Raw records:
## START
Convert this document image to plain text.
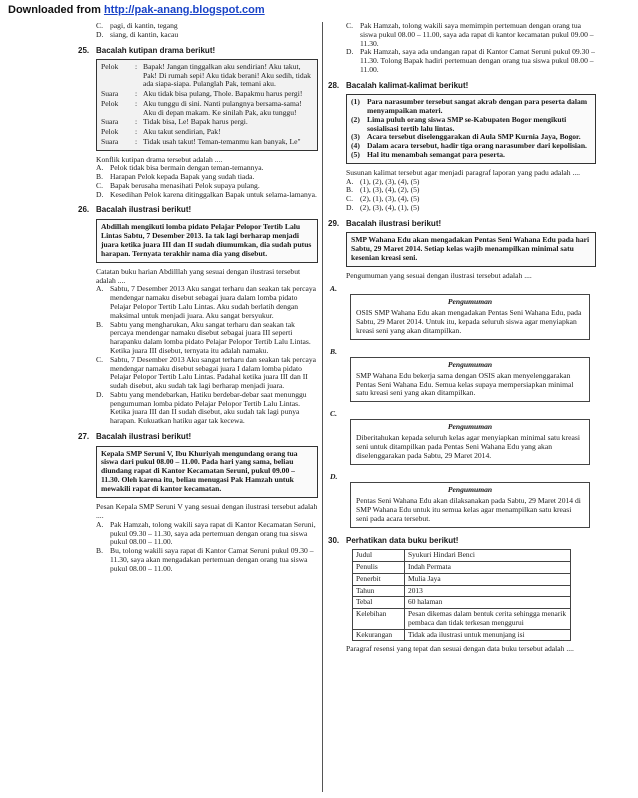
Downloaded from http://pak-anang.blogspot.com
C. pagi, di kantin, tegang
D. siang, di kantin, kacau
25. Bacalah kutipan drama berikut!
Pelok	: Bapak! Jangan tinggalkan aku sendirian! Aku takut, Pak! Di rumah sepi! Aku tidak berani! Aku sedih, tidak ada siapa-siapa. Pulanglah Pak, temani aku.
Suara	: Aku tidak bisa pulang, Thole. Bapakmu harus pergi!
Pelok	: Aku tunggu di sini. Nanti pulangnya bersama-sama! Aku di depan makam. Ke sinilah Pak, aku tunggu!
Suara	: Tidak bisa, Le! Bapak harus pergi.
Pelok	: Aku takut sendirian, Pak!
Suara	: Tidak usah takut! Teman-temanmu kan banyak, Le"
Konflik kutipan drama tersebut adalah ....
A. Pelok tidak bisa bermain dengan teman-temannya.
B. Harapan Pelok kepada Bapak yang sudah tiada.
C. Bapak berusaha menasihati Pelok supaya pulang.
D. Kesedihan Pelok karena ditinggalkan Bapak untuk selama-lamanya.
26. Bacalah ilustrasi berikut!
Abdillah mengikuti lomba pidato Pelajar Pelopor Tertib Lalu Lintas Sabtu, 7 Desember 2013. Ia tak lagi berharap menjadi juara ketika juara III dan II sudah diumumkan, dia sudah putus harapan. Ternyata terakhir nama dia yang disebut.
Catatan buku harian Abdilllah yang sesuai dengan ilustrasi tersebut adalah ....
A. Sabtu, 7 Desember 2013 Aku sangat terharu dan seakan tak percaya mendengar namaku disebut sebagai juara dalam lomba pidato Pelajar Pelopor Tertib Lalu Lintas. Aku sudah berlatih dengan maksimal untuk menjadi juara. Aku sangat bersyukur.
B. Sabtu yang mengharukan, Aku sangat terharu dan seakan tak percaya mendengar namaku disebut sebagai juara III seperti harapanku dalam lomba pidato Pelajar Pelopor Tertib Lalu Lintas. Ketika juara III disebut, ternyata itu adalah namaku.
C. Sabtu, 7 Desember 2013 Aku sangat terharu dan seakan tak percaya mendengar namaku disebut sebagai juara I dalam lomba pidato Pelajar Pelopor Tertib Lalu Lintas. Padahal ketika juara III dan II sudah disebut, aku sudah tak lagi berharap menjadi juara.
D. Sabtu yang mendebarkan, Hatiku berdebar-debar saat menunggu pengumuman lomba pidato Pelajar Pelopor Tertib Lalu Lintas. Ketika juara III dan II sudah disebut, aku sudah tak lagi punya harapan. Kukuatkan hatiku agar tak kecewa.
27. Bacalah ilustrasi berikut!
Kepala SMP Seruni V, Ibu Khuriyah mengundang orang tua siswa dari pukul 08.00 – 11.00. Pada hari yang sama, beliau diundang rapat di Kantor Kecamatan Seruni, pukul 09.00 – 11.30. Oleh karena itu, beliau menugasi Pak Hamzah untuk mewakili rapat di kantor kecamatan.
Pesan Kepala SMP Seruni V yang sesuai dengan ilustrasi tersebut adalah ....
A. Pak Hamzah, tolong wakili saya rapat di Kantor Kecamatan Seruni, pukul 09.30 – 11.30, saya ada pertemuan dengan orang tua siswa pukul 08.00 – 11.00.
B. Bu, tolong wakili saya rapat di Kantor Camat Seruni pukul 09.30 – 11.30, saya akan mengadakan pertemuan dengan orang tua siswa pukul 08.00 – 11.00.
C. Pak Hamzah, tolong wakili saya memimpin pertemuan dengan orang tua siswa pukul 08.00 – 11.00, saya ada rapat di kantor kecamatan pukul 09.00 – 11.30.
D. Pak Hamzah, saya ada undangan rapat di Kantor Camat Seruni pukul 09.30 – 11.30. Tolong Bapak hadiri pertemuan dengan orang tua siswa pukul 08.00 – 11.00.
28. Bacalah kalimat-kalimat berikut!
(1) Para narasumber tersebut sangat akrab dengan para peserta dalam menyampaikan materi.
(2) Lima puluh orang siswa SMP se-Kabupaten Bogor mengikuti sosialisasi tertib lalu lintas.
(3) Acara tersebut diselenggarakan di Aula SMP Kurnia Jaya, Bogor.
(4) Dalam acara tersebut, hadir tiga orang narasumber dari kepolisian.
(5) Hal itu menambah semangat para peserta.
Susunan kalimat tersebut agar menjadi paragraf laporan yang padu adalah ....
A. (1), (2), (3), (4), (5)
B. (1), (3), (4), (2), (5)
C. (2), (1), (3), (4), (5)
D. (2), (3), (4), (1), (5)
29. Bacalah ilustrasi berikut!
SMP Wahana Edu akan mengadakan Pentas Seni Wahana Edu pada hari Sabtu, 29 Maret 2014. Setiap kelas wajib menampilkan minimal satu kesenian kreasi seni.
Pengumuman yang sesuai dengan ilustrasi tersebut adalah ....
A.
Pengumuman
OSIS SMP Wahana Edu akan mengadakan Pentas Seni Wahana Edu, pada Sabtu, 29 Maret 2014. Untuk itu, kepada seluruh siswa agar menyiapkan kreasi seni yang akan ditampilkan.
B.
Pengumuman
SMP Wahana Edu bekerja sama dengan OSIS akan menyelenggarakan Pentas Seni Wahana Edu. Semua kelas supaya mempersiapkan minimal satu kreasi seni yang akan ditampilkan.
C.
Pengumuman
Diberitahukan kepada seluruh kelas agar menyiapkan minimal satu kreasi seni untuk ditampilkan pada Pentas Seni Wahana Edu yang akan diselenggarakan pada Sabtu, 29 Maret 2014.
D.
Pengumuman
Pentas Seni Wahana Edu akan dilaksanakan pada Sabtu, 29 Maret 2014 di SMP Wahana Edu untuk itu semua kelas agar menampilkan satu kreasi seni pada acara tersebut.
30. Perhatikan data buku berikut!
Judul	Syukuri Hindari Benci
Penulis	Indah Permata
Penerbit	Mulia Jaya
Tahun	2013
Tebal	60 halaman
Kelebihan	Pesan dikemas dalam bentuk cerita sehingga menarik pembaca dan tidak terkesan menggurui
Kekurangan	Tidak ada ilustrasi untuk menunjang isi
Paragraf resensi yang tepat dan sesuai dengan data buku tersebut adalah ....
## END
→ Problem to work on:
Strip the images and reproduce the remaining records precisely.

→ Exercise result:
Convert this document image to plain text.
Downloaded from http://pak-anang.blogspot.com
C. pagi, di kantin, tegang
D. siang, di kantin, kacau
25. Bacalah kutipan drama berikut!
Pelok	: Bapak! Jangan tinggalkan aku sendirian! Aku takut, Pak! Di rumah sepi! Aku tidak berani! Aku sedih, tidak ada siapa-siapa. Pulanglah Pak, temani aku.
Suara	: Aku tidak bisa pulang, Thole. Bapakmu harus pergi!
Pelok	: Aku tunggu di sini. Nanti pulangnya bersama-sama! Aku di depan makam. Ke sinilah Pak, aku tunggu!
Suara	: Tidak bisa, Le! Bapak harus pergi.
Pelok	: Aku takut sendirian, Pak!
Suara	: Tidak usah takut! Teman-temanmu kan banyak, Le"
Konflik kutipan drama tersebut adalah ....
A. Pelok tidak bisa bermain dengan teman-temannya.
B. Harapan Pelok kepada Bapak yang sudah tiada.
C. Bapak berusaha menasihati Pelok supaya pulang.
D. Kesedihan Pelok karena ditinggalkan Bapak untuk selama-lamanya.
26. Bacalah ilustrasi berikut!
Abdillah mengikuti lomba pidato Pelajar Pelopor Tertib Lalu Lintas Sabtu, 7 Desember 2013. Ia tak lagi berharap menjadi juara ketika juara III dan II sudah diumumkan, dia sudah putus harapan. Ternyata terakhir nama dia yang disebut.
Catatan buku harian Abdilllah yang sesuai dengan ilustrasi tersebut adalah ....
A. Sabtu, 7 Desember 2013 Aku sangat terharu dan seakan tak percaya mendengar namaku disebut sebagai juara dalam lomba pidato Pelajar Pelopor Tertib Lalu Lintas. Aku sudah berlatih dengan maksimal untuk menjadi juara. Aku sangat bersyukur.
B. Sabtu yang mengharukan, Aku sangat terharu dan seakan tak percaya mendengar namaku disebut sebagai juara III seperti harapanku dalam lomba pidato Pelajar Pelopor Tertib Lalu Lintas. Ketika juara III disebut, ternyata itu adalah namaku.
C. Sabtu, 7 Desember 2013 Aku sangat terharu dan seakan tak percaya mendengar namaku disebut sebagai juara I dalam lomba pidato Pelajar Pelopor Tertib Lalu Lintas. Padahal ketika juara III dan II sudah disebut, aku sudah tak lagi berharap menjadi juara.
D. Sabtu yang mendebarkan, Hatiku berdebar-debar saat menunggu pengumuman lomba pidato Pelajar Pelopor Tertib Lalu Lintas. Ketika juara III dan II sudah disebut, aku sudah tak lagi punya harapan. Kukuatkan hatiku agar tak kecewa.
27. Bacalah ilustrasi berikut!
Kepala SMP Seruni V, Ibu Khuriyah mengundang orang tua siswa dari pukul 08.00 – 11.00. Pada hari yang sama, beliau diundang rapat di Kantor Kecamatan Seruni, pukul 09.00 – 11.30. Oleh karena itu, beliau menugasi Pak Hamzah untuk mewakili rapat di kantor kecamatan.
Pesan Kepala SMP Seruni V yang sesuai dengan ilustrasi tersebut adalah ....
A. Pak Hamzah, tolong wakili saya rapat di Kantor Kecamatan Seruni, pukul 09.30 – 11.30, saya ada pertemuan dengan orang tua siswa pukul 08.00 – 11.00.
B. Bu, tolong wakili saya rapat di Kantor Camat Seruni pukul 09.30 – 11.30, saya akan mengadakan pertemuan dengan orang tua siswa pukul 08.00 – 11.00.
C. Pak Hamzah, tolong wakili saya memimpin pertemuan dengan orang tua siswa pukul 08.00 – 11.00, saya ada rapat di kantor kecamatan pukul 09.00 – 11.30.
D. Pak Hamzah, saya ada undangan rapat di Kantor Camat Seruni pukul 09.30 – 11.30. Tolong Bapak hadiri pertemuan dengan orang tua siswa pukul 08.00 – 11.00.
28. Bacalah kalimat-kalimat berikut!
(1) Para narasumber tersebut sangat akrab dengan para peserta dalam menyampaikan materi.
(2) Lima puluh orang siswa SMP se-Kabupaten Bogor mengikuti sosialisasi tertib lalu lintas.
(3) Acara tersebut diselenggarakan di Aula SMP Kurnia Jaya, Bogor.
(4) Dalam acara tersebut, hadir tiga orang narasumber dari kepolisian.
(5) Hal itu menambah semangat para peserta.
Susunan kalimat tersebut agar menjadi paragraf laporan yang padu adalah ....
A. (1), (2), (3), (4), (5)
B. (1), (3), (4), (2), (5)
C. (2), (1), (3), (4), (5)
D. (2), (3), (4), (1), (5)
29. Bacalah ilustrasi berikut!
SMP Wahana Edu akan mengadakan Pentas Seni Wahana Edu pada hari Sabtu, 29 Maret 2014. Setiap kelas wajib menampilkan minimal satu kesenian kreasi seni.
Pengumuman yang sesuai dengan ilustrasi tersebut adalah ....
A.
Pengumuman
OSIS SMP Wahana Edu akan mengadakan Pentas Seni Wahana Edu, pada Sabtu, 29 Maret 2014. Untuk itu, kepada seluruh siswa agar menyiapkan kreasi seni yang akan ditampilkan.
B.
Pengumuman
SMP Wahana Edu bekerja sama dengan OSIS akan menyelenggarakan Pentas Seni Wahana Edu. Semua kelas supaya mempersiapkan minimal satu kreasi seni yang akan ditampilkan.
C.
Pengumuman
Diberitahukan kepada seluruh kelas agar menyiapkan minimal satu kreasi seni untuk ditampilkan pada Pentas Seni Wahana Edu yang akan diselenggarakan pada Sabtu, 29 Maret 2014.
D.
Pengumuman
Pentas Seni Wahana Edu akan dilaksanakan pada Sabtu, 29 Maret 2014 di SMP Wahana Edu untuk itu semua kelas agar menampilkan satu kreasi seni pada acara tersebut.
30. Perhatikan data buku berikut!
Judul	Syukuri Hindari Benci
Penulis	Indah Permata
Penerbit	Mulia Jaya
Tahun	2013
Tebal	60 halaman
Kelebihan	Pesan dikemas dalam bentuk cerita sehingga menarik pembaca dan tidak terkesan menggurui
Kekurangan	Tidak ada ilustrasi untuk menunjang isi
Paragraf resensi yang tepat dan sesuai dengan data buku tersebut adalah ....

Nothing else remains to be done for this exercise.